• [WORK TO COMPLETE]
Pick out each line containing the string "text".

• [Entries with figure data]
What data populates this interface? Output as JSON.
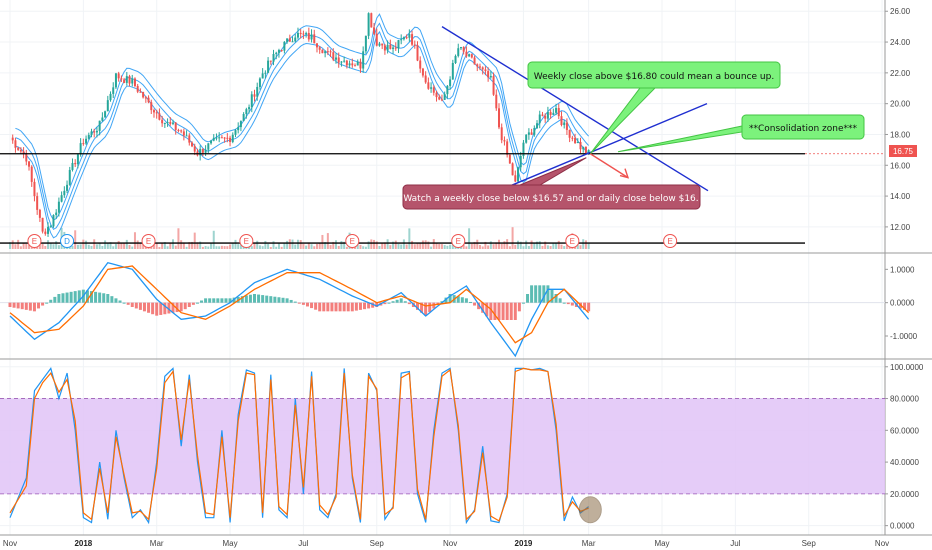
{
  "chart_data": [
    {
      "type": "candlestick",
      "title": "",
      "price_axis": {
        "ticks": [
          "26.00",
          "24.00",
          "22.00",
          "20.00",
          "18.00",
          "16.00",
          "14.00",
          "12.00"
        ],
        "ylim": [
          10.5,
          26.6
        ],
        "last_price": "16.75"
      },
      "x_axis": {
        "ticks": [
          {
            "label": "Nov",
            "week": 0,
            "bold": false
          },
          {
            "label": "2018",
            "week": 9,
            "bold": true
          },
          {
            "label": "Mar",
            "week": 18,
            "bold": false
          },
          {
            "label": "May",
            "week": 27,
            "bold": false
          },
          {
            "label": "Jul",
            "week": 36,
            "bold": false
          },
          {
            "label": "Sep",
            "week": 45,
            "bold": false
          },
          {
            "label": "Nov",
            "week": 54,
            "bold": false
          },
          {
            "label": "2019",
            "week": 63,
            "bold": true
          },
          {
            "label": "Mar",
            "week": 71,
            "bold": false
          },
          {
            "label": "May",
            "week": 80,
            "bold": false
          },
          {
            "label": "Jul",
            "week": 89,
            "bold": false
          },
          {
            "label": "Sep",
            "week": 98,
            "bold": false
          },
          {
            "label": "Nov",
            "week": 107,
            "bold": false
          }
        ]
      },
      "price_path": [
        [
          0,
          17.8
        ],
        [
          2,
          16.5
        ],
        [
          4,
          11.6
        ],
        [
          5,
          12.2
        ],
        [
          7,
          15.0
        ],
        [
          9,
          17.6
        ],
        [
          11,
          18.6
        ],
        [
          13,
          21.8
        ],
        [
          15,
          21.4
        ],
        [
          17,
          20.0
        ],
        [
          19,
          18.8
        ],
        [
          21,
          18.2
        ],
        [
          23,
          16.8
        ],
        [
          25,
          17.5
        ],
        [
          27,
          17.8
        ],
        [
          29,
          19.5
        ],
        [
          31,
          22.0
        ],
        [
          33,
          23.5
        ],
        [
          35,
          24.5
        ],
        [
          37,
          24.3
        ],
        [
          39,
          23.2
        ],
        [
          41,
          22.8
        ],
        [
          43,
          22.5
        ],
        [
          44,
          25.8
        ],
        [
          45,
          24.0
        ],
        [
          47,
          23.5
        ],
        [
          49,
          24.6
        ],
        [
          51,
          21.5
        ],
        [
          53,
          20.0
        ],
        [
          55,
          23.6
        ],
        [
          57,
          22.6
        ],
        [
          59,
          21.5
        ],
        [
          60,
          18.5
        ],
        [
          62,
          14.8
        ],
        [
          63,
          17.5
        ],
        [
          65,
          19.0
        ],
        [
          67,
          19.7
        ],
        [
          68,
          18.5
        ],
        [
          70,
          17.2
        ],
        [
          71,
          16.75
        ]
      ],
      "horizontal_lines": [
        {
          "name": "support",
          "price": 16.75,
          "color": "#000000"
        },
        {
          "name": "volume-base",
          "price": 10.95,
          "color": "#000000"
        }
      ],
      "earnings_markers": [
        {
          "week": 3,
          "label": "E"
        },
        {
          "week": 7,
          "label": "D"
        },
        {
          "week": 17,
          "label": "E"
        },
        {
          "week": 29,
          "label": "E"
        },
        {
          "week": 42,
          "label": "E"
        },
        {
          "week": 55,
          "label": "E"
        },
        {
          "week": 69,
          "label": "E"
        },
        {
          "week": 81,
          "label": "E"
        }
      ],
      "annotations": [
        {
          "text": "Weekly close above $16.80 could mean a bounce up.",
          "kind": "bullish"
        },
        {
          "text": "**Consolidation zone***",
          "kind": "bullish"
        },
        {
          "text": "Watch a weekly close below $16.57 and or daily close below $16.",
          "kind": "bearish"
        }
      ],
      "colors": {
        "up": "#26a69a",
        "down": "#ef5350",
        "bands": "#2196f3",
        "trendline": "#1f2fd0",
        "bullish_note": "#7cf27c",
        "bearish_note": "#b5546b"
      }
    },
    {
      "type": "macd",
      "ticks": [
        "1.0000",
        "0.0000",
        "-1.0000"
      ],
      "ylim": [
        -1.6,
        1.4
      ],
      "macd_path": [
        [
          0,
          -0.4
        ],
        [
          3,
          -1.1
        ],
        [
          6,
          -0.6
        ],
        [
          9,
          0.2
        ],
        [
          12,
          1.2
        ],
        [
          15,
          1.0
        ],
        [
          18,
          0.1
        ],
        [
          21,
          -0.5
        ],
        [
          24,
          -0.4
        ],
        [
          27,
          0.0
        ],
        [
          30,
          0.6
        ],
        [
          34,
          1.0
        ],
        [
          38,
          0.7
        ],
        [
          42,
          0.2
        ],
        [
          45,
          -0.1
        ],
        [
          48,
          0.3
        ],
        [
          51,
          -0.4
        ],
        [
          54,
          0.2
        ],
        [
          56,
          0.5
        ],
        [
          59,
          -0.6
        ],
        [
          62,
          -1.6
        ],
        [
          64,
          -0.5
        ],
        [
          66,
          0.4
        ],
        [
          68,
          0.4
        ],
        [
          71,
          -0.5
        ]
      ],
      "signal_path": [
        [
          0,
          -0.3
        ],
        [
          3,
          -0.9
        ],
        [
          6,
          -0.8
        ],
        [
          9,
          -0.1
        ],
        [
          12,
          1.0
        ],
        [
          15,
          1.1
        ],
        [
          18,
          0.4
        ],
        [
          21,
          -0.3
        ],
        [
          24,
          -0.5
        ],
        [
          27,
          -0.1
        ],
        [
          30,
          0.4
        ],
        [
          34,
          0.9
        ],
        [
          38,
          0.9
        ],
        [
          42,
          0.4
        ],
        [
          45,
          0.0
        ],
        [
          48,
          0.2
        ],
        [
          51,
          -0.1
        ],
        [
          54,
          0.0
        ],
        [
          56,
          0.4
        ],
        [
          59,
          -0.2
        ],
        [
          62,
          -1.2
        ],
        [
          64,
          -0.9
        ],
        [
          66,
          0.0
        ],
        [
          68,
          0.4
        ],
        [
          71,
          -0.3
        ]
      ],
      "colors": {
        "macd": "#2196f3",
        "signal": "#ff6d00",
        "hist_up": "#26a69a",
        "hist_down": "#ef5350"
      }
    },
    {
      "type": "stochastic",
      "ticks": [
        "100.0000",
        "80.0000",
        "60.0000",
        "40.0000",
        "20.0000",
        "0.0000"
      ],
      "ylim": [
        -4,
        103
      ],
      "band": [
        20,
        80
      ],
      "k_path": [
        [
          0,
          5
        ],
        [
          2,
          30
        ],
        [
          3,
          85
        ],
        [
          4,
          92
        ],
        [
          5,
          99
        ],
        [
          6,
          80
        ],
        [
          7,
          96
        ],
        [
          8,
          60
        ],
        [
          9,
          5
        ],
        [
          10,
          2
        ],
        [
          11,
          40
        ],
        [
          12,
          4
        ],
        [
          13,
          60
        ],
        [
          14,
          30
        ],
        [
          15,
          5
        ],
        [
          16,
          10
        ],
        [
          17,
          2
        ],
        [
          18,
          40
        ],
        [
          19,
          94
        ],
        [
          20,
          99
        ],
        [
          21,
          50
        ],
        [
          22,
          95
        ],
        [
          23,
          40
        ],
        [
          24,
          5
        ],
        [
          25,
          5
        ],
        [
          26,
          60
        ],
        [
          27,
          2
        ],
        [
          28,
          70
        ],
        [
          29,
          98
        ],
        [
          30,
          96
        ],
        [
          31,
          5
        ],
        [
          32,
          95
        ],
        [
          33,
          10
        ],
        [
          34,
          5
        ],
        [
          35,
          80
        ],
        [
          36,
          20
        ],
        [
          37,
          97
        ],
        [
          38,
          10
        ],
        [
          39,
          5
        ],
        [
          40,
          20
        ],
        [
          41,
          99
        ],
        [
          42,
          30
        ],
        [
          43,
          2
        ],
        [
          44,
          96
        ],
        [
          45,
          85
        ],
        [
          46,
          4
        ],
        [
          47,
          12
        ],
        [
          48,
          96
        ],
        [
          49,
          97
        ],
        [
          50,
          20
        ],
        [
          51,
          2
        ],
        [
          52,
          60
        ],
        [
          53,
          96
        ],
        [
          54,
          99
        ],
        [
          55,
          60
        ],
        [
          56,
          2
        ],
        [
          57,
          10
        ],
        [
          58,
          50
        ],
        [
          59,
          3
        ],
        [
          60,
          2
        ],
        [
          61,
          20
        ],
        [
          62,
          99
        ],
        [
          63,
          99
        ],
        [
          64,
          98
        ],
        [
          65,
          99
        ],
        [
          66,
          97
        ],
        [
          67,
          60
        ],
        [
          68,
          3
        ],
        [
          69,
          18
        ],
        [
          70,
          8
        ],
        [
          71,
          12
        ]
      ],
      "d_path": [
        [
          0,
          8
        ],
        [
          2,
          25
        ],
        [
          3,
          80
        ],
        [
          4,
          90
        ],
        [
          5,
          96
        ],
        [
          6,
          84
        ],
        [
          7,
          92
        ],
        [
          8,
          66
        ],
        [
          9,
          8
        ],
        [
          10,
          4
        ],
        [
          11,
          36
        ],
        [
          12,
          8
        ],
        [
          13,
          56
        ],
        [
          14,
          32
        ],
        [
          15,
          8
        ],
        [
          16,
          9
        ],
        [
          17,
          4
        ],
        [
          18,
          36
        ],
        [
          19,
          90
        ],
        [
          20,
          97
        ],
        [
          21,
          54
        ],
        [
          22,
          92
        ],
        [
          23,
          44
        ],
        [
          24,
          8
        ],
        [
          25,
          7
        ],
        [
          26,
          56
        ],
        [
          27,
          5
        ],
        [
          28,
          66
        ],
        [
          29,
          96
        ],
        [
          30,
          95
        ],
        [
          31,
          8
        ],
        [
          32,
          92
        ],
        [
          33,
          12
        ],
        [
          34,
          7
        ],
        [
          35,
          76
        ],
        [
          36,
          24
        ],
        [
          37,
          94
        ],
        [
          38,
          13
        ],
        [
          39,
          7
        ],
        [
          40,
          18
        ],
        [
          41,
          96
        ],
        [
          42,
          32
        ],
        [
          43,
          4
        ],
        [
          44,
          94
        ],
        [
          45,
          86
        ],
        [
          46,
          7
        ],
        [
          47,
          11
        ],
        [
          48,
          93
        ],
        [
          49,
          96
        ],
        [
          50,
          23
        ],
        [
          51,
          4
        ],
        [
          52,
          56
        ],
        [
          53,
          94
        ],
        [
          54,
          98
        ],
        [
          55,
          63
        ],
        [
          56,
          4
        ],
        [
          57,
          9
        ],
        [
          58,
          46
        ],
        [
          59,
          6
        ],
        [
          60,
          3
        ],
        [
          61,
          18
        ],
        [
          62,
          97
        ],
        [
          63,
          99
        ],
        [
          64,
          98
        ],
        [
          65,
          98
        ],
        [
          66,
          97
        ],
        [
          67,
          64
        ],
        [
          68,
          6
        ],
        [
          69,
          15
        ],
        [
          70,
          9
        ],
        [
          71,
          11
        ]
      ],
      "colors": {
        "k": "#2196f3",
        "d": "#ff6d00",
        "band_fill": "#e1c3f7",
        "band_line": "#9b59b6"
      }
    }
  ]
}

• [TASK RESULT]
          "text": "Weekly close above $16.80 could mean a bounce up.",
          "text": "**Consolidation zone***",
          "text": "Watch a weekly close below $16.57 and or daily close below $16.",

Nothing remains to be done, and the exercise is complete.